● SET TASK:
Nothing should be left out: output all of the entries exactly.

## Start LISTED ENTRIES

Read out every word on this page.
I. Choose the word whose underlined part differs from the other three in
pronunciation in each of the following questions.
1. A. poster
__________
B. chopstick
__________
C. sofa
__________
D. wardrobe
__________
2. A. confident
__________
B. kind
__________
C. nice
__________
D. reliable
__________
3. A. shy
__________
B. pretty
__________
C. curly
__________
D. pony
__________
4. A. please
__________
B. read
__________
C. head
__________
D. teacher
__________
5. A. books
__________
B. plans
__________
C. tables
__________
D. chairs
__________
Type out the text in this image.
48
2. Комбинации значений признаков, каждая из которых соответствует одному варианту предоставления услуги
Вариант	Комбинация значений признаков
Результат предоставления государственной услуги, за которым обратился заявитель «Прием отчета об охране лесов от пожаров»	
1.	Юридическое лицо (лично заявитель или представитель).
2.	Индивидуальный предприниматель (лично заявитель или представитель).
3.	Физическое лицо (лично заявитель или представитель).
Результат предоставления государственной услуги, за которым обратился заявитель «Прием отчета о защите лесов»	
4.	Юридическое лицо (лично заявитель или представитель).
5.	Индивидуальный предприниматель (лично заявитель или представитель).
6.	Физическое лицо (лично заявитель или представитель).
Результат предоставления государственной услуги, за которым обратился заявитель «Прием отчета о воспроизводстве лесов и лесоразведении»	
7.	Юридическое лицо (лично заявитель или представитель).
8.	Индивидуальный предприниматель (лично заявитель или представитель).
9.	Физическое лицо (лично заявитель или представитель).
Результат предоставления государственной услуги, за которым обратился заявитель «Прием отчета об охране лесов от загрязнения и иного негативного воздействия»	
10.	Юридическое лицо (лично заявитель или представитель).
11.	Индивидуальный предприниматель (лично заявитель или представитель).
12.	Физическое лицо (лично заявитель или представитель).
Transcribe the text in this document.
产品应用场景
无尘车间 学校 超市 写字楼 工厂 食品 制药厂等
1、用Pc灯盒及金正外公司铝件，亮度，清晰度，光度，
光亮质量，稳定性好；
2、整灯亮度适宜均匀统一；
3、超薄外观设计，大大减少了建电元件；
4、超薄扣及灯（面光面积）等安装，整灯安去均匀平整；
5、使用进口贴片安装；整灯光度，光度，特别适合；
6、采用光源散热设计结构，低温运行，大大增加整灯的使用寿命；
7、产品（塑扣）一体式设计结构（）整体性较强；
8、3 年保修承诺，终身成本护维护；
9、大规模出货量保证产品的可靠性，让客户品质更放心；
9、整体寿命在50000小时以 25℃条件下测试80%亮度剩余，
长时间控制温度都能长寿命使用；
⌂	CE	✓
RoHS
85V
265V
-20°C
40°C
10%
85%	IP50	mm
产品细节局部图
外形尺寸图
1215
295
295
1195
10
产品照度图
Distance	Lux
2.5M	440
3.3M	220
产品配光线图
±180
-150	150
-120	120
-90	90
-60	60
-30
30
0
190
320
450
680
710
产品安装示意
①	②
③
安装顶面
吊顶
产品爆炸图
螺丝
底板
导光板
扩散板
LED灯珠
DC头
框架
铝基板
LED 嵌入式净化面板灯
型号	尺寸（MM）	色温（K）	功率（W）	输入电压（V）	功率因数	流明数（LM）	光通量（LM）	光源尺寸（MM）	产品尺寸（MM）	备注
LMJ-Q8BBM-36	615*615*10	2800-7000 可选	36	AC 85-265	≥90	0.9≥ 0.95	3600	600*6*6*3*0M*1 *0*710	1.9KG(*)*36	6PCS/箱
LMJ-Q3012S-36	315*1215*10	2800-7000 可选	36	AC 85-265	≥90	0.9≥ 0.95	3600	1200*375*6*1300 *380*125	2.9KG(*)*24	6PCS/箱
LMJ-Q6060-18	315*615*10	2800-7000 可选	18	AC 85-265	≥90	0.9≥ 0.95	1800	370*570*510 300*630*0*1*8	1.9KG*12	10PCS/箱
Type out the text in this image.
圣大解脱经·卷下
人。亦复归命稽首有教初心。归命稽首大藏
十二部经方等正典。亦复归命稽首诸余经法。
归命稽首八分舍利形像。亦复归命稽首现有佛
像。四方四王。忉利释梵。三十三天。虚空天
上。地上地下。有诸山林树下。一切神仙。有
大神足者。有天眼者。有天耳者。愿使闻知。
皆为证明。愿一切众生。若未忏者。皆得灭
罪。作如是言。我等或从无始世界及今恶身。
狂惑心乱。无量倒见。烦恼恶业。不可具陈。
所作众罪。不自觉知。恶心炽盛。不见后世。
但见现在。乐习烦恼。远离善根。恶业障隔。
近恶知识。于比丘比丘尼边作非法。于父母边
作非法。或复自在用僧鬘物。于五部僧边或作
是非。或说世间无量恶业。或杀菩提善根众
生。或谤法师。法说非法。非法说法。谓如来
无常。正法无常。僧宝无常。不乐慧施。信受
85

## End LISTED ENTRIES

● CORRECT RESPONSE:
Read out every word on this page.
I. Choose the word whose underlined part differs from the other three in
pronunciation in each of the following questions.
1. A. poster
__________
B. chopstick
__________
C. sofa
__________
D. wardrobe
__________
2. A. confident
__________
B. kind
__________
C. nice
__________
D. reliable
__________
3. A. shy
__________
B. pretty
__________
C. curly
__________
D. pony
__________
4. A. please
__________
B. read
__________
C. head
__________
D. teacher
__________
5. A. books
__________
B. plans
__________
C. tables
__________
D. chairs
__________
Type out the text in this image.
48
2. Комбинации значений признаков, каждая из которых соответствует одному варианту предоставления услуги
Вариант	Комбинация значений признаков
Результат предоставления государственной услуги, за которым обратился заявитель «Прием отчета об охране лесов от пожаров»	
1.	Юридическое лицо (лично заявитель или представитель).
2.	Индивидуальный предприниматель (лично заявитель или представитель).
3.	Физическое лицо (лично заявитель или представитель).
Результат предоставления государственной услуги, за которым обратился заявитель «Прием отчета о защите лесов»	
4.	Юридическое лицо (лично заявитель или представитель).
5.	Индивидуальный предприниматель (лично заявитель или представитель).
6.	Физическое лицо (лично заявитель или представитель).
Результат предоставления государственной услуги, за которым обратился заявитель «Прием отчета о воспроизводстве лесов и лесоразведении»	
7.	Юридическое лицо (лично заявитель или представитель).
8.	Индивидуальный предприниматель (лично заявитель или представитель).
9.	Физическое лицо (лично заявитель или представитель).
Результат предоставления государственной услуги, за которым обратился заявитель «Прием отчета об охране лесов от загрязнения и иного негативного воздействия»	
10.	Юридическое лицо (лично заявитель или представитель).
11.	Индивидуальный предприниматель (лично заявитель или представитель).
12.	Физическое лицо (лично заявитель или представитель).
Transcribe the text in this document.
产品应用场景
无尘车间 学校 超市 写字楼 工厂 食品 制药厂等
1、用Pc灯盒及金正外公司铝件，亮度，清晰度，光度，
光亮质量，稳定性好；
2、整灯亮度适宜均匀统一；
3、超薄外观设计，大大减少了建电元件；
4、超薄扣及灯（面光面积）等安装，整灯安去均匀平整；
5、使用进口贴片安装；整灯光度，光度，特别适合；
6、采用光源散热设计结构，低温运行，大大增加整灯的使用寿命；
7、产品（塑扣）一体式设计结构（）整体性较强；
8、3 年保修承诺，终身成本护维护；
9、大规模出货量保证产品的可靠性，让客户品质更放心；
9、整体寿命在50000小时以 25℃条件下测试80%亮度剩余，
长时间控制温度都能长寿命使用；
⌂	CE	✓
RoHS
85V
265V
-20°C
40°C
10%
85%	IP50	mm
产品细节局部图
外形尺寸图
1215
295
295
1195
10
产品照度图
Distance	Lux
2.5M	440
3.3M	220
产品配光线图
±180
-150	150
-120	120
-90	90
-60	60
-30
30
0
190
320
450
680
710
产品安装示意
①	②
③
安装顶面
吊顶
产品爆炸图
螺丝
底板
导光板
扩散板
LED灯珠
DC头
框架
铝基板
LED 嵌入式净化面板灯
型号	尺寸（MM）	色温（K）	功率（W）	输入电压（V）	功率因数	流明数（LM）	光通量（LM）	光源尺寸（MM）	产品尺寸（MM）	备注
LMJ-Q8BBM-36	615*615*10	2800-7000 可选	36	AC 85-265	≥90	0.9≥ 0.95	3600	600*6*6*3*0M*1 *0*710	1.9KG(*)*36	6PCS/箱
LMJ-Q3012S-36	315*1215*10	2800-7000 可选	36	AC 85-265	≥90	0.9≥ 0.95	3600	1200*375*6*1300 *380*125	2.9KG(*)*24	6PCS/箱
LMJ-Q6060-18	315*615*10	2800-7000 可选	18	AC 85-265	≥90	0.9≥ 0.95	1800	370*570*510 300*630*0*1*8	1.9KG*12	10PCS/箱
Type out the text in this image.
圣大解脱经·卷下
人。亦复归命稽首有教初心。归命稽首大藏
十二部经方等正典。亦复归命稽首诸余经法。
归命稽首八分舍利形像。亦复归命稽首现有佛
像。四方四王。忉利释梵。三十三天。虚空天
上。地上地下。有诸山林树下。一切神仙。有
大神足者。有天眼者。有天耳者。愿使闻知。
皆为证明。愿一切众生。若未忏者。皆得灭
罪。作如是言。我等或从无始世界及今恶身。
狂惑心乱。无量倒见。烦恼恶业。不可具陈。
所作众罪。不自觉知。恶心炽盛。不见后世。
但见现在。乐习烦恼。远离善根。恶业障隔。
近恶知识。于比丘比丘尼边作非法。于父母边
作非法。或复自在用僧鬘物。于五部僧边或作
是非。或说世间无量恶业。或杀菩提善根众
生。或谤法师。法说非法。非法说法。谓如来
无常。正法无常。僧宝无常。不乐慧施。信受
85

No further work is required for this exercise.